ITEMS

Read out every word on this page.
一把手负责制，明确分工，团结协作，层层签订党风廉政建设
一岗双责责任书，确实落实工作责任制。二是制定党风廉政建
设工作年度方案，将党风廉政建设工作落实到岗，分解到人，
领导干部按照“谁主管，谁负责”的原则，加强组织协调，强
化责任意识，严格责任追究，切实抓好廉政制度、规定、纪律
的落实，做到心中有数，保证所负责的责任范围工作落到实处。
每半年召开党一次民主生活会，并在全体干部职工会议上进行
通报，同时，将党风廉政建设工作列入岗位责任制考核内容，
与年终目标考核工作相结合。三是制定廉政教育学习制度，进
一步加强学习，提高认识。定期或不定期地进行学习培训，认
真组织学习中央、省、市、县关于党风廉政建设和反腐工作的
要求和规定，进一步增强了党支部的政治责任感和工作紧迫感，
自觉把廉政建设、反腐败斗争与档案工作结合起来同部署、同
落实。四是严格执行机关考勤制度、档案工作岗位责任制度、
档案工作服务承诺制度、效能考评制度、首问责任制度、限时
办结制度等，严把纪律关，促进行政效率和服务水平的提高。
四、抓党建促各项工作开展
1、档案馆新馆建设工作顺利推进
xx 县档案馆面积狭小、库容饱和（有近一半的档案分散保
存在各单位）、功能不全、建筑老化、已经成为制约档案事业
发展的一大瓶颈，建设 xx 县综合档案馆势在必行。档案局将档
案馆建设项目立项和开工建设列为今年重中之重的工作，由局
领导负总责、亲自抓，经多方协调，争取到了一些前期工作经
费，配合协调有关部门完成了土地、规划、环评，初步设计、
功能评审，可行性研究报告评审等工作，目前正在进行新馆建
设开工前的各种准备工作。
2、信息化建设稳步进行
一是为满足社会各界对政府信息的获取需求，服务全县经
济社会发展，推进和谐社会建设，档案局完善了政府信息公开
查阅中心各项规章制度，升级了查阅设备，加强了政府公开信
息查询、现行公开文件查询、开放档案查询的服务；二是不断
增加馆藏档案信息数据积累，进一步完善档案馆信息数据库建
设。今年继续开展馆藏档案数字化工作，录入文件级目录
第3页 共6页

WHAT THE EXERCISE ASKS
Reproduce the full listing exactly.

RESULT OF THE TASK
Read out every word on this page.
一把手负责制，明确分工，团结协作，层层签订党风廉政建设
一岗双责责任书，确实落实工作责任制。二是制定党风廉政建
设工作年度方案，将党风廉政建设工作落实到岗，分解到人，
领导干部按照“谁主管，谁负责”的原则，加强组织协调，强
化责任意识，严格责任追究，切实抓好廉政制度、规定、纪律
的落实，做到心中有数，保证所负责的责任范围工作落到实处。
每半年召开党一次民主生活会，并在全体干部职工会议上进行
通报，同时，将党风廉政建设工作列入岗位责任制考核内容，
与年终目标考核工作相结合。三是制定廉政教育学习制度，进
一步加强学习，提高认识。定期或不定期地进行学习培训，认
真组织学习中央、省、市、县关于党风廉政建设和反腐工作的
要求和规定，进一步增强了党支部的政治责任感和工作紧迫感，
自觉把廉政建设、反腐败斗争与档案工作结合起来同部署、同
落实。四是严格执行机关考勤制度、档案工作岗位责任制度、
档案工作服务承诺制度、效能考评制度、首问责任制度、限时
办结制度等，严把纪律关，促进行政效率和服务水平的提高。
四、抓党建促各项工作开展
1、档案馆新馆建设工作顺利推进
xx 县档案馆面积狭小、库容饱和（有近一半的档案分散保
存在各单位）、功能不全、建筑老化、已经成为制约档案事业
发展的一大瓶颈，建设 xx 县综合档案馆势在必行。档案局将档
案馆建设项目立项和开工建设列为今年重中之重的工作，由局
领导负总责、亲自抓，经多方协调，争取到了一些前期工作经
费，配合协调有关部门完成了土地、规划、环评，初步设计、
功能评审，可行性研究报告评审等工作，目前正在进行新馆建
设开工前的各种准备工作。
2、信息化建设稳步进行
一是为满足社会各界对政府信息的获取需求，服务全县经
济社会发展，推进和谐社会建设，档案局完善了政府信息公开
查阅中心各项规章制度，升级了查阅设备，加强了政府公开信
息查询、现行公开文件查询、开放档案查询的服务；二是不断
增加馆藏档案信息数据积累，进一步完善档案馆信息数据库建
设。今年继续开展馆藏档案数字化工作，录入文件级目录
第3页 共6页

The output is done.